Dataset entries on figures
•••••
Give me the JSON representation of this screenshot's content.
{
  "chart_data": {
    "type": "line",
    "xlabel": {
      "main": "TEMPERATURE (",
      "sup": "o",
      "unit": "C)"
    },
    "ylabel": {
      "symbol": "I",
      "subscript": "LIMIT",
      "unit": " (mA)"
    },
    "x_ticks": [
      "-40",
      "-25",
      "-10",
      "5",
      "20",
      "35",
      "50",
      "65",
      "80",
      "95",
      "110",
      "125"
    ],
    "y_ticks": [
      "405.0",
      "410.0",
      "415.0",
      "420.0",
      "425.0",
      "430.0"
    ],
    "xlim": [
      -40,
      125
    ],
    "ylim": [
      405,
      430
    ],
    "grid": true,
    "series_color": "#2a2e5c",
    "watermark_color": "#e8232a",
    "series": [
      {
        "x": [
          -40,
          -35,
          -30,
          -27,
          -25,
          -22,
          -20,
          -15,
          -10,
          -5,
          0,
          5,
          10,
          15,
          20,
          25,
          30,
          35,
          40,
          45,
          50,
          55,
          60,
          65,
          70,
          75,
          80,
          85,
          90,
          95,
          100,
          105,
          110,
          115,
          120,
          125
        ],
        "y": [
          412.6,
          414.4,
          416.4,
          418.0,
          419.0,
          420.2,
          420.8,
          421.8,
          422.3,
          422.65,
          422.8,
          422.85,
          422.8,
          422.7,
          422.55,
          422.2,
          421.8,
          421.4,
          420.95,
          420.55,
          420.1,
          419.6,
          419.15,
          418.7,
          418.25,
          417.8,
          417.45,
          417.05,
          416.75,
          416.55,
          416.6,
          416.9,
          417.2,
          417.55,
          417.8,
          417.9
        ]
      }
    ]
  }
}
•••••
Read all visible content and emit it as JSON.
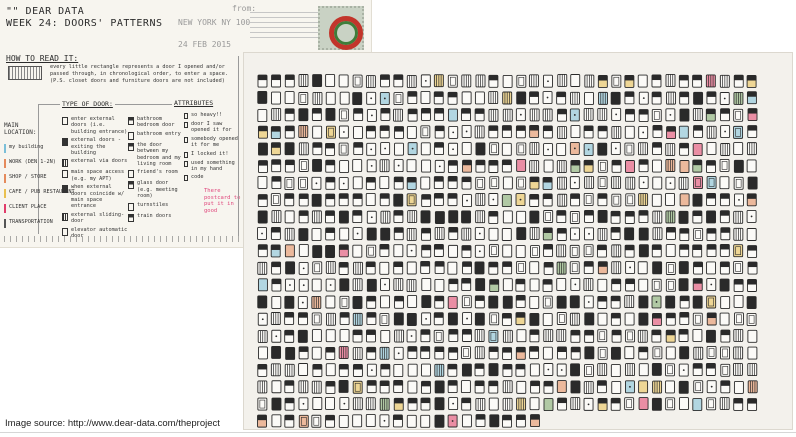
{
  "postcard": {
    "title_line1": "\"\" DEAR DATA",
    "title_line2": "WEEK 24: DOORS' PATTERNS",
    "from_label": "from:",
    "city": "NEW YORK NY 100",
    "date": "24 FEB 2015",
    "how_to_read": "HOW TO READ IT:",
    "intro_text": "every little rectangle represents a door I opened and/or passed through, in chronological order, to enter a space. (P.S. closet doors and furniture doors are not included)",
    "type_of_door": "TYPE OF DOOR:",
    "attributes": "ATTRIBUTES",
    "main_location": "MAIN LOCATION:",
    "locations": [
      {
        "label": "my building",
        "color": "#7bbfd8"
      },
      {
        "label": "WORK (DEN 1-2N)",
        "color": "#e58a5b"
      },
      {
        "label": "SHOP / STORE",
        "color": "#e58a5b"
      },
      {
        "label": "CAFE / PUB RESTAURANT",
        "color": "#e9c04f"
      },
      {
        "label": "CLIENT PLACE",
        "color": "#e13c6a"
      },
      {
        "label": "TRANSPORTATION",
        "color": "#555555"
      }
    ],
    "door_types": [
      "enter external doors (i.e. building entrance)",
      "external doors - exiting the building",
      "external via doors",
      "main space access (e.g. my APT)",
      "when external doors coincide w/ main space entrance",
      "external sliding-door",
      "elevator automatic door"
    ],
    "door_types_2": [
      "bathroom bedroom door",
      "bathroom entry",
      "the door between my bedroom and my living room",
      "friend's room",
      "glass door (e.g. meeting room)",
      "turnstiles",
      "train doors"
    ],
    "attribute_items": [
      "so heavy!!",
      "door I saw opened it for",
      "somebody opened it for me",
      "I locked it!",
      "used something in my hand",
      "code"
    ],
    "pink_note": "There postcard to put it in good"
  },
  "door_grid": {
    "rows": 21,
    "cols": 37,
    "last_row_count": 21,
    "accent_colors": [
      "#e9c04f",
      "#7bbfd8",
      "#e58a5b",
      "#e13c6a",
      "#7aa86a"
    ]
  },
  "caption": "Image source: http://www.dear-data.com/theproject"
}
•••••
Stated task =>
Show every line above in which the word "content" occurs.

Result of the task =>
Give me the JSON representation of this screenshot's content.
Read all visible content and emit it as JSON.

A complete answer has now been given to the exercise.